Collected data:

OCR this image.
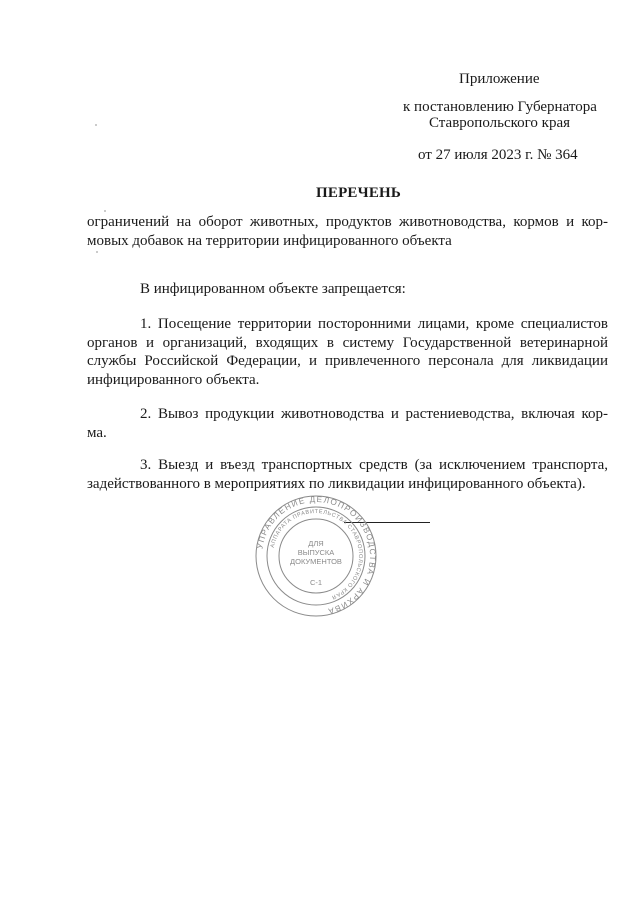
Приложение

к постановлению Губернатора

Ставропольского края

от 27 июля 2023 г. № 364

ПЕРЕЧЕНЬ

ограничений на оборот животных, продуктов животноводства, кормов и кор-
мовых добавок на территории инфицированного объекта

В инфицированном объекте запрещается:

1. Посещение территории посторонними лицами, кроме специалистов
органов и организаций, входящих в систему Государственной ветеринарной
службы Российской Федерации, и привлеченного персонала для ликвидации
инфицированного объекта.
2. Вывоз продукции животноводства и растениеводства, включая кор-
ма.
3. Выезд и въезд транспортных средств (за исключением транспорта,
задействованного в мероприятиях по ликвидации инфицированного объекта).
УПРАВЛЕНИЕ ДЕЛОПРОИЗВОДСТВА И АРХИВА
АППАРАТА ПРАВИТЕЛЬСТВА СТАВРОПОЛЬСКОГО КРАЯ
ДЛЯ
ВЫПУСКА
ДОКУМЕНТОВ
С-1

▶ _SHORT TASK_:
All the lines above are to be given again exactly as they read, with the pictures removed.

▶ _WRITTEN ANSWER_:
OCR this image.
Приложение

к постановлению Губернатора

Ставропольского края

от 27 июля 2023 г. № 364

ПЕРЕЧЕНЬ

ограничений на оборот животных, продуктов животноводства, кормов и кор-
мовых добавок на территории инфицированного объекта

В инфицированном объекте запрещается:

1. Посещение территории посторонними лицами, кроме специалистов
органов и организаций, входящих в систему Государственной ветеринарной
службы Российской Федерации, и привлеченного персонала для ликвидации
инфицированного объекта.
2. Вывоз продукции животноводства и растениеводства, включая кор-
ма.
3. Выезд и въезд транспортных средств (за исключением транспорта,
задействованного в мероприятиях по ликвидации инфицированного объекта).
УПРАВЛЕНИЕ ДЕЛОПРОИЗВОДСТВА И АРХИВА
АППАРАТА ПРАВИТЕЛЬСТВА СТАВРОПОЛЬСКОГО КРАЯ
ДЛЯ
ВЫПУСКА
ДОКУМЕНТОВ
С-1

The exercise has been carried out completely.